What this task involves ->
Reproduce the listing exactly, with no pictures in your copy.
--- begin ---
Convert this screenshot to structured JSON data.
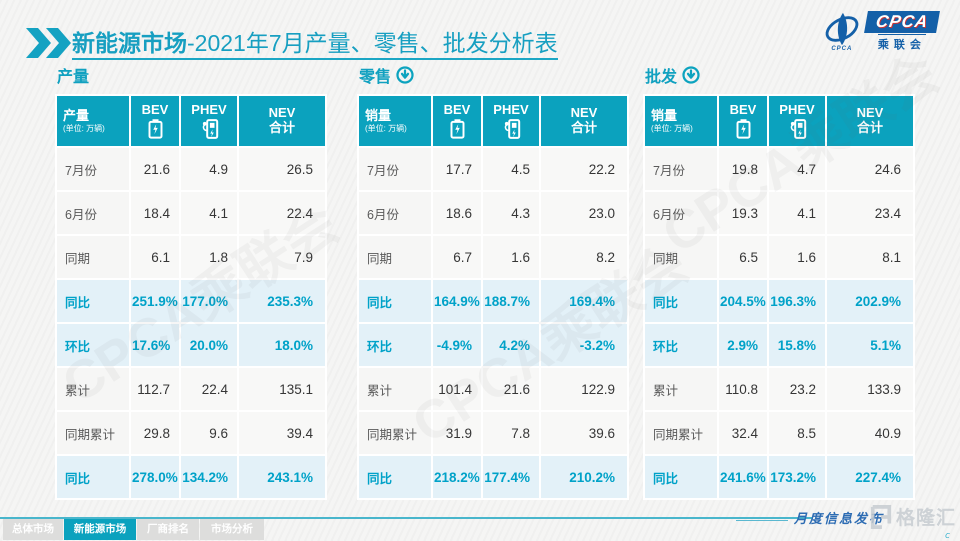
{
  "title": {
    "bold": "新能源市场",
    "rest": "-2021年7月产量、零售、批发分析表"
  },
  "cpca_logo": {
    "acronym": "CPCA",
    "emblem_text": "CPCA",
    "cn_name": "乘联会"
  },
  "watermark_text": "CPCA乘联会",
  "icons": {
    "chevron": "double-chevron-right-icon",
    "bev": "battery-icon",
    "phev": "charging-pile-icon",
    "section_arrow": "circled-down-arrow-icon",
    "brand": "gelonghui-logo"
  },
  "tables": [
    {
      "section_title": "产量",
      "has_arrow": false,
      "measure_label": "产量",
      "unit_label": "(单位: 万辆)",
      "columns": [
        {
          "label": "BEV"
        },
        {
          "label": "PHEV"
        },
        {
          "label": "NEV",
          "label2": "合计"
        }
      ],
      "rows": [
        {
          "label": "7月份",
          "values": [
            "21.6",
            "4.9",
            "26.5"
          ],
          "highlight": false
        },
        {
          "label": "6月份",
          "values": [
            "18.4",
            "4.1",
            "22.4"
          ],
          "highlight": false
        },
        {
          "label": "同期",
          "values": [
            "6.1",
            "1.8",
            "7.9"
          ],
          "highlight": false
        },
        {
          "label": "同比",
          "values": [
            "251.9%",
            "177.0%",
            "235.3%"
          ],
          "highlight": true
        },
        {
          "label": "环比",
          "values": [
            "17.6%",
            "20.0%",
            "18.0%"
          ],
          "highlight": true
        },
        {
          "label": "累计",
          "values": [
            "112.7",
            "22.4",
            "135.1"
          ],
          "highlight": false
        },
        {
          "label": "同期累计",
          "values": [
            "29.8",
            "9.6",
            "39.4"
          ],
          "highlight": false
        },
        {
          "label": "同比",
          "values": [
            "278.0%",
            "134.2%",
            "243.1%"
          ],
          "highlight": true
        }
      ]
    },
    {
      "section_title": "零售",
      "has_arrow": true,
      "measure_label": "销量",
      "unit_label": "(单位: 万辆)",
      "columns": [
        {
          "label": "BEV"
        },
        {
          "label": "PHEV"
        },
        {
          "label": "NEV",
          "label2": "合计"
        }
      ],
      "rows": [
        {
          "label": "7月份",
          "values": [
            "17.7",
            "4.5",
            "22.2"
          ],
          "highlight": false
        },
        {
          "label": "6月份",
          "values": [
            "18.6",
            "4.3",
            "23.0"
          ],
          "highlight": false
        },
        {
          "label": "同期",
          "values": [
            "6.7",
            "1.6",
            "8.2"
          ],
          "highlight": false
        },
        {
          "label": "同比",
          "values": [
            "164.9%",
            "188.7%",
            "169.4%"
          ],
          "highlight": true
        },
        {
          "label": "环比",
          "values": [
            "-4.9%",
            "4.2%",
            "-3.2%"
          ],
          "highlight": true
        },
        {
          "label": "累计",
          "values": [
            "101.4",
            "21.6",
            "122.9"
          ],
          "highlight": false
        },
        {
          "label": "同期累计",
          "values": [
            "31.9",
            "7.8",
            "39.6"
          ],
          "highlight": false
        },
        {
          "label": "同比",
          "values": [
            "218.2%",
            "177.4%",
            "210.2%"
          ],
          "highlight": true
        }
      ]
    },
    {
      "section_title": "批发",
      "has_arrow": true,
      "measure_label": "销量",
      "unit_label": "(单位: 万辆)",
      "columns": [
        {
          "label": "BEV"
        },
        {
          "label": "PHEV"
        },
        {
          "label": "NEV",
          "label2": "合计"
        }
      ],
      "rows": [
        {
          "label": "7月份",
          "values": [
            "19.8",
            "4.7",
            "24.6"
          ],
          "highlight": false
        },
        {
          "label": "6月份",
          "values": [
            "19.3",
            "4.1",
            "23.4"
          ],
          "highlight": false
        },
        {
          "label": "同期",
          "values": [
            "6.5",
            "1.6",
            "8.1"
          ],
          "highlight": false
        },
        {
          "label": "同比",
          "values": [
            "204.5%",
            "196.3%",
            "202.9%"
          ],
          "highlight": true
        },
        {
          "label": "环比",
          "values": [
            "2.9%",
            "15.8%",
            "5.1%"
          ],
          "highlight": true
        },
        {
          "label": "累计",
          "values": [
            "110.8",
            "23.2",
            "133.9"
          ],
          "highlight": false
        },
        {
          "label": "同期累计",
          "values": [
            "32.4",
            "8.5",
            "40.9"
          ],
          "highlight": false
        },
        {
          "label": "同比",
          "values": [
            "241.6%",
            "173.2%",
            "227.4%"
          ],
          "highlight": true
        }
      ]
    }
  ],
  "footer": {
    "tabs": [
      {
        "label": "总体市场",
        "active": false
      },
      {
        "label": "新能源市场",
        "active": true
      },
      {
        "label": "厂商排名",
        "active": false
      },
      {
        "label": "市场分析",
        "active": false
      }
    ],
    "right_note": "月度信息发布",
    "brand": "格隆汇"
  }
}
--- end ---
Answer for the task ->
Convert this screenshot to structured JSON data.
{
  "title": {
    "bold": "新能源市场",
    "rest": "-2021年7月产量、零售、批发分析表"
  },
  "cpca_logo": {
    "acronym": "CPCA",
    "emblem_text": "CPCA",
    "cn_name": "乘联会"
  },
  "watermark_text": "CPCA乘联会",
  "icons": {
    "chevron": "double-chevron-right-icon",
    "bev": "battery-icon",
    "phev": "charging-pile-icon",
    "section_arrow": "circled-down-arrow-icon",
    "brand": "gelonghui-logo"
  },
  "tables": [
    {
      "section_title": "产量",
      "has_arrow": false,
      "measure_label": "产量",
      "unit_label": "(单位: 万辆)",
      "columns": [
        {
          "label": "BEV"
        },
        {
          "label": "PHEV"
        },
        {
          "label": "NEV",
          "label2": "合计"
        }
      ],
      "rows": [
        {
          "label": "7月份",
          "values": [
            "21.6",
            "4.9",
            "26.5"
          ],
          "highlight": false
        },
        {
          "label": "6月份",
          "values": [
            "18.4",
            "4.1",
            "22.4"
          ],
          "highlight": false
        },
        {
          "label": "同期",
          "values": [
            "6.1",
            "1.8",
            "7.9"
          ],
          "highlight": false
        },
        {
          "label": "同比",
          "values": [
            "251.9%",
            "177.0%",
            "235.3%"
          ],
          "highlight": true
        },
        {
          "label": "环比",
          "values": [
            "17.6%",
            "20.0%",
            "18.0%"
          ],
          "highlight": true
        },
        {
          "label": "累计",
          "values": [
            "112.7",
            "22.4",
            "135.1"
          ],
          "highlight": false
        },
        {
          "label": "同期累计",
          "values": [
            "29.8",
            "9.6",
            "39.4"
          ],
          "highlight": false
        },
        {
          "label": "同比",
          "values": [
            "278.0%",
            "134.2%",
            "243.1%"
          ],
          "highlight": true
        }
      ]
    },
    {
      "section_title": "零售",
      "has_arrow": true,
      "measure_label": "销量",
      "unit_label": "(单位: 万辆)",
      "columns": [
        {
          "label": "BEV"
        },
        {
          "label": "PHEV"
        },
        {
          "label": "NEV",
          "label2": "合计"
        }
      ],
      "rows": [
        {
          "label": "7月份",
          "values": [
            "17.7",
            "4.5",
            "22.2"
          ],
          "highlight": false
        },
        {
          "label": "6月份",
          "values": [
            "18.6",
            "4.3",
            "23.0"
          ],
          "highlight": false
        },
        {
          "label": "同期",
          "values": [
            "6.7",
            "1.6",
            "8.2"
          ],
          "highlight": false
        },
        {
          "label": "同比",
          "values": [
            "164.9%",
            "188.7%",
            "169.4%"
          ],
          "highlight": true
        },
        {
          "label": "环比",
          "values": [
            "-4.9%",
            "4.2%",
            "-3.2%"
          ],
          "highlight": true
        },
        {
          "label": "累计",
          "values": [
            "101.4",
            "21.6",
            "122.9"
          ],
          "highlight": false
        },
        {
          "label": "同期累计",
          "values": [
            "31.9",
            "7.8",
            "39.6"
          ],
          "highlight": false
        },
        {
          "label": "同比",
          "values": [
            "218.2%",
            "177.4%",
            "210.2%"
          ],
          "highlight": true
        }
      ]
    },
    {
      "section_title": "批发",
      "has_arrow": true,
      "measure_label": "销量",
      "unit_label": "(单位: 万辆)",
      "columns": [
        {
          "label": "BEV"
        },
        {
          "label": "PHEV"
        },
        {
          "label": "NEV",
          "label2": "合计"
        }
      ],
      "rows": [
        {
          "label": "7月份",
          "values": [
            "19.8",
            "4.7",
            "24.6"
          ],
          "highlight": false
        },
        {
          "label": "6月份",
          "values": [
            "19.3",
            "4.1",
            "23.4"
          ],
          "highlight": false
        },
        {
          "label": "同期",
          "values": [
            "6.5",
            "1.6",
            "8.1"
          ],
          "highlight": false
        },
        {
          "label": "同比",
          "values": [
            "204.5%",
            "196.3%",
            "202.9%"
          ],
          "highlight": true
        },
        {
          "label": "环比",
          "values": [
            "2.9%",
            "15.8%",
            "5.1%"
          ],
          "highlight": true
        },
        {
          "label": "累计",
          "values": [
            "110.8",
            "23.2",
            "133.9"
          ],
          "highlight": false
        },
        {
          "label": "同期累计",
          "values": [
            "32.4",
            "8.5",
            "40.9"
          ],
          "highlight": false
        },
        {
          "label": "同比",
          "values": [
            "241.6%",
            "173.2%",
            "227.4%"
          ],
          "highlight": true
        }
      ]
    }
  ],
  "footer": {
    "tabs": [
      {
        "label": "总体市场",
        "active": false
      },
      {
        "label": "新能源市场",
        "active": true
      },
      {
        "label": "厂商排名",
        "active": false
      },
      {
        "label": "市场分析",
        "active": false
      }
    ],
    "right_note": "月度信息发布",
    "brand": "格隆汇"
  }
}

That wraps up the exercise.